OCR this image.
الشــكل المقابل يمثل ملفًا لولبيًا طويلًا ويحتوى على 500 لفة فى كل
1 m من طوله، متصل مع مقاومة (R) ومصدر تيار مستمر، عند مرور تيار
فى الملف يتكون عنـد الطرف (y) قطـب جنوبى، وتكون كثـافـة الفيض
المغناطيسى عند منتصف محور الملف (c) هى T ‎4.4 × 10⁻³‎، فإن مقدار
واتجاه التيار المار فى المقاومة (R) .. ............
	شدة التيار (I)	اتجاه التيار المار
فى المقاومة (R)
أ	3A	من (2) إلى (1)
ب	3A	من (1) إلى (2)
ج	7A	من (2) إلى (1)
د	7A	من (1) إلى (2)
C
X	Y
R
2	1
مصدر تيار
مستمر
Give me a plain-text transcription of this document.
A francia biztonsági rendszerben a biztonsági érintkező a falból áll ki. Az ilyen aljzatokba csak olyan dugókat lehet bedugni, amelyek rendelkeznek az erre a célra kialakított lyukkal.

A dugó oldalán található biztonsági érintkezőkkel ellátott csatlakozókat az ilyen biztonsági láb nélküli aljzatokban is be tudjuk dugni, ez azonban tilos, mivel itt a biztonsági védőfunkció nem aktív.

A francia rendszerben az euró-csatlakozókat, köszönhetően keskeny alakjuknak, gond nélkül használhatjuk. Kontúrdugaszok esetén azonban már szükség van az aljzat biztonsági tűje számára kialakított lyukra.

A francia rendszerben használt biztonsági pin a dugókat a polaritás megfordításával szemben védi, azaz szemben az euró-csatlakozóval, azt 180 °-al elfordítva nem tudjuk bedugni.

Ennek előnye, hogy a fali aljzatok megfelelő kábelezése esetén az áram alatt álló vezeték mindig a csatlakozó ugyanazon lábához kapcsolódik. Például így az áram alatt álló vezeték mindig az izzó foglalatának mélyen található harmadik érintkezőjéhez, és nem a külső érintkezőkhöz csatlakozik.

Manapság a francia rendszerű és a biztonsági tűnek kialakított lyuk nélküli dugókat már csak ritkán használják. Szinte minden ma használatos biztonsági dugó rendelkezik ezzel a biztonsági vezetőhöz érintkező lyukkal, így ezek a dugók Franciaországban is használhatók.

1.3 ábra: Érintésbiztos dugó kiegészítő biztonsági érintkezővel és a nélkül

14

++++

**Task prompt**
Write every entry out again exactly.

**Solved exercise**
OCR this image.
الشــكل المقابل يمثل ملفًا لولبيًا طويلًا ويحتوى على 500 لفة فى كل
1 m من طوله، متصل مع مقاومة (R) ومصدر تيار مستمر، عند مرور تيار
فى الملف يتكون عنـد الطرف (y) قطـب جنوبى، وتكون كثـافـة الفيض
المغناطيسى عند منتصف محور الملف (c) هى T ‎4.4 × 10⁻³‎، فإن مقدار
واتجاه التيار المار فى المقاومة (R) .. ............
	شدة التيار (I)	اتجاه التيار المار
فى المقاومة (R)
أ	3A	من (2) إلى (1)
ب	3A	من (1) إلى (2)
ج	7A	من (2) إلى (1)
د	7A	من (1) إلى (2)
C
X	Y
R
2	1
مصدر تيار
مستمر
Give me a plain-text transcription of this document.
A francia biztonsági rendszerben a biztonsági érintkező a falból áll ki. Az ilyen aljzatokba csak olyan dugókat lehet bedugni, amelyek rendelkeznek az erre a célra kialakított lyukkal.

A dugó oldalán található biztonsági érintkezőkkel ellátott csatlakozókat az ilyen biztonsági láb nélküli aljzatokban is be tudjuk dugni, ez azonban tilos, mivel itt a biztonsági védőfunkció nem aktív.

A francia rendszerben az euró-csatlakozókat, köszönhetően keskeny alakjuknak, gond nélkül használhatjuk. Kontúrdugaszok esetén azonban már szükség van az aljzat biztonsági tűje számára kialakított lyukra.

A francia rendszerben használt biztonsági pin a dugókat a polaritás megfordításával szemben védi, azaz szemben az euró-csatlakozóval, azt 180 °-al elfordítva nem tudjuk bedugni.

Ennek előnye, hogy a fali aljzatok megfelelő kábelezése esetén az áram alatt álló vezeték mindig a csatlakozó ugyanazon lábához kapcsolódik. Például így az áram alatt álló vezeték mindig az izzó foglalatának mélyen található harmadik érintkezőjéhez, és nem a külső érintkezőkhöz csatlakozik.

Manapság a francia rendszerű és a biztonsági tűnek kialakított lyuk nélküli dugókat már csak ritkán használják. Szinte minden ma használatos biztonsági dugó rendelkezik ezzel a biztonsági vezetőhöz érintkező lyukkal, így ezek a dugók Franciaországban is használhatók.

1.3 ábra: Érintésbiztos dugó kiegészítő biztonsági érintkezővel és a nélkül

14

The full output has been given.